■ **WHAT IS BEING ASKED**
Print all of the data exactly.

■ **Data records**
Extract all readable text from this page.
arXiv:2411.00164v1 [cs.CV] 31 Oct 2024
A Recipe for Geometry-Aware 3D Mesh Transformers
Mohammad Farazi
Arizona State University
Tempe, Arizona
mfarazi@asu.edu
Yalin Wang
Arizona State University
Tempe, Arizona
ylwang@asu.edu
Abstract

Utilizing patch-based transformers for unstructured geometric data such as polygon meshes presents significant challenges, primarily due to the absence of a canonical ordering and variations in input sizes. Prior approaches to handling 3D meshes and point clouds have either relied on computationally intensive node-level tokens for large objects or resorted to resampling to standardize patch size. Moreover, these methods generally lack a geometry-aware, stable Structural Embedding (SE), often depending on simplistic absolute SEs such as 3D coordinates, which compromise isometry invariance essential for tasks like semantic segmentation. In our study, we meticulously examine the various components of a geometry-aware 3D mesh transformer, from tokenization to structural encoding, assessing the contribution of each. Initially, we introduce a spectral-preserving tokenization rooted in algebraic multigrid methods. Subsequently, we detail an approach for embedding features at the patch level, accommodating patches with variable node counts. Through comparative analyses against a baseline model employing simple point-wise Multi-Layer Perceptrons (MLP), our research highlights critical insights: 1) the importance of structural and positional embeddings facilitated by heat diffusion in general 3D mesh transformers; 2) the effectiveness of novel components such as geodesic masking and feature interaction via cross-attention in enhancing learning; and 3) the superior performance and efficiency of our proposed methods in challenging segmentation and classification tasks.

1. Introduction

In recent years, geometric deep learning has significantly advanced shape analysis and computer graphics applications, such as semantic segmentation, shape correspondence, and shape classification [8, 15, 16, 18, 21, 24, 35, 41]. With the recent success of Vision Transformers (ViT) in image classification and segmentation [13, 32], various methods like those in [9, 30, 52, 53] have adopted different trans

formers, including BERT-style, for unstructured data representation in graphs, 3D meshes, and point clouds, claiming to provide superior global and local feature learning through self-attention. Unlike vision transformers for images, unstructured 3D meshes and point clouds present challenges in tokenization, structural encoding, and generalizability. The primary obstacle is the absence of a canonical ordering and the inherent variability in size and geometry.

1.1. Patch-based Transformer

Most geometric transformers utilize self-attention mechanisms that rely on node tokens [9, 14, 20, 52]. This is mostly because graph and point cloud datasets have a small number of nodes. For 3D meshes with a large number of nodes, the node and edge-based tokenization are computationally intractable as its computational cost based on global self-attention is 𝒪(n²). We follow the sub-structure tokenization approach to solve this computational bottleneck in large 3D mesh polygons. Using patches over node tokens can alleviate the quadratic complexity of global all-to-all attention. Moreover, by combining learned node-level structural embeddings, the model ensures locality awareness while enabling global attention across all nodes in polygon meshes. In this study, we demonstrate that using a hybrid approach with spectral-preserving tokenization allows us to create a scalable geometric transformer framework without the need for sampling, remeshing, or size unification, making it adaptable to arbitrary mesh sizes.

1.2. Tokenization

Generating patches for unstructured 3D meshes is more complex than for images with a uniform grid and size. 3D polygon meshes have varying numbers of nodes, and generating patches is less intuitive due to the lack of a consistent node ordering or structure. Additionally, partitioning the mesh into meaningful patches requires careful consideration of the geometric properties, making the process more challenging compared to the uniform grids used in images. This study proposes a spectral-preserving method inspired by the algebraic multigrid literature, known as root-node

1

■ **ANSWER TO THIS PROBLEM**
Extract all readable text from this page.
arXiv:2411.00164v1 [cs.CV] 31 Oct 2024
A Recipe for Geometry-Aware 3D Mesh Transformers
Mohammad Farazi
Arizona State University
Tempe, Arizona
mfarazi@asu.edu
Yalin Wang
Arizona State University
Tempe, Arizona
ylwang@asu.edu
Abstract

Utilizing patch-based transformers for unstructured geometric data such as polygon meshes presents significant challenges, primarily due to the absence of a canonical ordering and variations in input sizes. Prior approaches to handling 3D meshes and point clouds have either relied on computationally intensive node-level tokens for large objects or resorted to resampling to standardize patch size. Moreover, these methods generally lack a geometry-aware, stable Structural Embedding (SE), often depending on simplistic absolute SEs such as 3D coordinates, which compromise isometry invariance essential for tasks like semantic segmentation. In our study, we meticulously examine the various components of a geometry-aware 3D mesh transformer, from tokenization to structural encoding, assessing the contribution of each. Initially, we introduce a spectral-preserving tokenization rooted in algebraic multigrid methods. Subsequently, we detail an approach for embedding features at the patch level, accommodating patches with variable node counts. Through comparative analyses against a baseline model employing simple point-wise Multi-Layer Perceptrons (MLP), our research highlights critical insights: 1) the importance of structural and positional embeddings facilitated by heat diffusion in general 3D mesh transformers; 2) the effectiveness of novel components such as geodesic masking and feature interaction via cross-attention in enhancing learning; and 3) the superior performance and efficiency of our proposed methods in challenging segmentation and classification tasks.

1. Introduction

In recent years, geometric deep learning has significantly advanced shape analysis and computer graphics applications, such as semantic segmentation, shape correspondence, and shape classification [8, 15, 16, 18, 21, 24, 35, 41]. With the recent success of Vision Transformers (ViT) in image classification and segmentation [13, 32], various methods like those in [9, 30, 52, 53] have adopted different trans

formers, including BERT-style, for unstructured data representation in graphs, 3D meshes, and point clouds, claiming to provide superior global and local feature learning through self-attention. Unlike vision transformers for images, unstructured 3D meshes and point clouds present challenges in tokenization, structural encoding, and generalizability. The primary obstacle is the absence of a canonical ordering and the inherent variability in size and geometry.

1.1. Patch-based Transformer

Most geometric transformers utilize self-attention mechanisms that rely on node tokens [9, 14, 20, 52]. This is mostly because graph and point cloud datasets have a small number of nodes. For 3D meshes with a large number of nodes, the node and edge-based tokenization are computationally intractable as its computational cost based on global self-attention is 𝒪(n²). We follow the sub-structure tokenization approach to solve this computational bottleneck in large 3D mesh polygons. Using patches over node tokens can alleviate the quadratic complexity of global all-to-all attention. Moreover, by combining learned node-level structural embeddings, the model ensures locality awareness while enabling global attention across all nodes in polygon meshes. In this study, we demonstrate that using a hybrid approach with spectral-preserving tokenization allows us to create a scalable geometric transformer framework without the need for sampling, remeshing, or size unification, making it adaptable to arbitrary mesh sizes.

1.2. Tokenization

Generating patches for unstructured 3D meshes is more complex than for images with a uniform grid and size. 3D polygon meshes have varying numbers of nodes, and generating patches is less intuitive due to the lack of a consistent node ordering or structure. Additionally, partitioning the mesh into meaningful patches requires careful consideration of the geometric properties, making the process more challenging compared to the uniform grids used in images. This study proposes a spectral-preserving method inspired by the algebraic multigrid literature, known as root-node

1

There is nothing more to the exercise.